►
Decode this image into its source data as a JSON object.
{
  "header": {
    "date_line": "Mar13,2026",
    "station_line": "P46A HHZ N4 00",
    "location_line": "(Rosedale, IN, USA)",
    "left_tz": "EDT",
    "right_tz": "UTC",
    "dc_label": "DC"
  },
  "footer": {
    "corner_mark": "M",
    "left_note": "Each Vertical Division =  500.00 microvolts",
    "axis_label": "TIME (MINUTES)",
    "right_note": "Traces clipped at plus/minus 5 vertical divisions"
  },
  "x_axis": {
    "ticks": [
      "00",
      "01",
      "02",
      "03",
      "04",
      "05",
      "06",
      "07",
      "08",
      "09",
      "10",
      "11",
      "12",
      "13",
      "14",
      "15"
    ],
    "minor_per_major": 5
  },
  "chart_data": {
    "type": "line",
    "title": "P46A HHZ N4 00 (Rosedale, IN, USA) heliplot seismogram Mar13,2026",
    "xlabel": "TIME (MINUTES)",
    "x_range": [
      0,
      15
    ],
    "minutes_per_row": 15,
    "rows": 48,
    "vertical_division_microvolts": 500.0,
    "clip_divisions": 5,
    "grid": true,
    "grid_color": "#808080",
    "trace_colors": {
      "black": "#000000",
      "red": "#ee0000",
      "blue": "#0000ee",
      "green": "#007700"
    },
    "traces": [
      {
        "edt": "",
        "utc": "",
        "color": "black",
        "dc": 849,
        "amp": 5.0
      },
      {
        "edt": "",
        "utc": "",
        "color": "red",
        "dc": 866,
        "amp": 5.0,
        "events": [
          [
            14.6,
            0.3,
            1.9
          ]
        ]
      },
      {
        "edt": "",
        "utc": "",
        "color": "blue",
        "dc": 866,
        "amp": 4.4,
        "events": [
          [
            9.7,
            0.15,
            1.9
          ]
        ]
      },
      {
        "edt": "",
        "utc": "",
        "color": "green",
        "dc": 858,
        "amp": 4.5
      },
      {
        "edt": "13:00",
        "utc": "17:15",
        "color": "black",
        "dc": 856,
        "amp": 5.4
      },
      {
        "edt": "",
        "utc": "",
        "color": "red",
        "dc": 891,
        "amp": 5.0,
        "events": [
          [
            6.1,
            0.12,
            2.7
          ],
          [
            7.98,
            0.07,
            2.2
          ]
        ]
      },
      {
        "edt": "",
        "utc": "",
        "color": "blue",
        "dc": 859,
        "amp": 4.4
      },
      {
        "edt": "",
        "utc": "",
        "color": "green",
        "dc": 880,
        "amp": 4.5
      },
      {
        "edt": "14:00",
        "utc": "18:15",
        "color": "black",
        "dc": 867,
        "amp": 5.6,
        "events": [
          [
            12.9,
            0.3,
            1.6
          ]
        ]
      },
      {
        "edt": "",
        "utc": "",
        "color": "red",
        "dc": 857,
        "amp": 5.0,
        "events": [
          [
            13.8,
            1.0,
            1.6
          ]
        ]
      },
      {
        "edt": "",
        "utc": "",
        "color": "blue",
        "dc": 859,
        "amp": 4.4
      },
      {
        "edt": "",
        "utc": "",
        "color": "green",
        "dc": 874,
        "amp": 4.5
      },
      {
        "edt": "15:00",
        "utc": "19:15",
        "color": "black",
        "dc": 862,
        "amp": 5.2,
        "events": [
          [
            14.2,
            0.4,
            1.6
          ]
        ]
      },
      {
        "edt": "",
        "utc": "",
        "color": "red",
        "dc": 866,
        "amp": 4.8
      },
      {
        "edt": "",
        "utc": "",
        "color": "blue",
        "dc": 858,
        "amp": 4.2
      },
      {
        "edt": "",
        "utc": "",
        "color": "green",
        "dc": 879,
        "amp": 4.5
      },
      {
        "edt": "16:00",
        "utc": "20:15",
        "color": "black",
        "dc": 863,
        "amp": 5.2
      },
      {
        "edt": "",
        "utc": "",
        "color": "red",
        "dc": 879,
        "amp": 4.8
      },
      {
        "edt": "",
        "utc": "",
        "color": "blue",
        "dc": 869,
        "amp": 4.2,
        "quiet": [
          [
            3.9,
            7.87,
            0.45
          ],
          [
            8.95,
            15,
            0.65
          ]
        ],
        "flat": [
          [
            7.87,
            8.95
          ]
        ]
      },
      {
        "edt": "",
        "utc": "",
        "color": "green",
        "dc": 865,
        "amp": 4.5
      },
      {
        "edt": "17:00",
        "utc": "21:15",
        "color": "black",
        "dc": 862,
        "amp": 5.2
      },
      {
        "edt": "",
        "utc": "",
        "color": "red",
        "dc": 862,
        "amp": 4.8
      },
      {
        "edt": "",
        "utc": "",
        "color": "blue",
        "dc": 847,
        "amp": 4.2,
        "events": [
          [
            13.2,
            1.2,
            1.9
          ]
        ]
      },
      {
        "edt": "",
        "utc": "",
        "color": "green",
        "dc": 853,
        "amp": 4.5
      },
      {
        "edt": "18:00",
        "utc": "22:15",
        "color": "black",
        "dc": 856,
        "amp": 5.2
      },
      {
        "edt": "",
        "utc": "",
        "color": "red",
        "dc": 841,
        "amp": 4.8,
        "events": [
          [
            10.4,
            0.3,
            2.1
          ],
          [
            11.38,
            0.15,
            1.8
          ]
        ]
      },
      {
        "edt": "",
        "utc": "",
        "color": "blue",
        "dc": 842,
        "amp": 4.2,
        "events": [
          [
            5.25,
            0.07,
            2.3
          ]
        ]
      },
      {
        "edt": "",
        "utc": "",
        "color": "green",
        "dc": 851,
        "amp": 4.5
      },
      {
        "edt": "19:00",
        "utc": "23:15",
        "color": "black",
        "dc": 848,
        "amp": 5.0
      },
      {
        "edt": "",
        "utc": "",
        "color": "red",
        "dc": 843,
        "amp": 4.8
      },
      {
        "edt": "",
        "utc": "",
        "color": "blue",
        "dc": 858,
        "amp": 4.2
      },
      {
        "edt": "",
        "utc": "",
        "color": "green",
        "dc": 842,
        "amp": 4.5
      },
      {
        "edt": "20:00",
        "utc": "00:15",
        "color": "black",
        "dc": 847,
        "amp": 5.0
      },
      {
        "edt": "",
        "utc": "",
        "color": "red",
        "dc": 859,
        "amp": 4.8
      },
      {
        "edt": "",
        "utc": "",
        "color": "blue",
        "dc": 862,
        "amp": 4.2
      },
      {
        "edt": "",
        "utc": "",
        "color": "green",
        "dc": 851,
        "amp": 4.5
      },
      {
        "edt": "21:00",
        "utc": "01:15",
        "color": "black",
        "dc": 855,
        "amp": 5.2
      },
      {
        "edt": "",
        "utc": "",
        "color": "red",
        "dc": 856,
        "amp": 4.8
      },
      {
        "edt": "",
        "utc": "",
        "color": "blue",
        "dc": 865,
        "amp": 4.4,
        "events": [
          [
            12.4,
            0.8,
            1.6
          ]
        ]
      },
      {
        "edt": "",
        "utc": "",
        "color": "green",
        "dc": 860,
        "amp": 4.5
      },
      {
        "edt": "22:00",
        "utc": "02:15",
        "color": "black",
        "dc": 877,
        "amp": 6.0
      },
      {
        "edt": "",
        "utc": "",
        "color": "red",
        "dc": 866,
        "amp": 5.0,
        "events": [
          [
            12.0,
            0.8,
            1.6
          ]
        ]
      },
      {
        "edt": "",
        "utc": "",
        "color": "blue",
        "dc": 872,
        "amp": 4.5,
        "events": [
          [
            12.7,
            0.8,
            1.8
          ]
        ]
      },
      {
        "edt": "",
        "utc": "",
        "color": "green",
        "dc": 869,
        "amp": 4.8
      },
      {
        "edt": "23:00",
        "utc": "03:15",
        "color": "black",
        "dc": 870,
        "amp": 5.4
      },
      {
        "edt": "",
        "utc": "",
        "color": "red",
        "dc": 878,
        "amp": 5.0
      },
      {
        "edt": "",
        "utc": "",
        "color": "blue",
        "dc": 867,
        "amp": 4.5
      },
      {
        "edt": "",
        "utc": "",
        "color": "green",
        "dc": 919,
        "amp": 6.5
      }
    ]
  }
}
◄
> **Instructions to follow**
Copy every line of the material in which the word "Rosedale" occurs.

> **The solution**
    "location_line": "(Rosedale, IN, USA)",
    "title": "P46A HHZ N4 00 (Rosedale, IN, USA) heliplot seismogram Mar13,2026",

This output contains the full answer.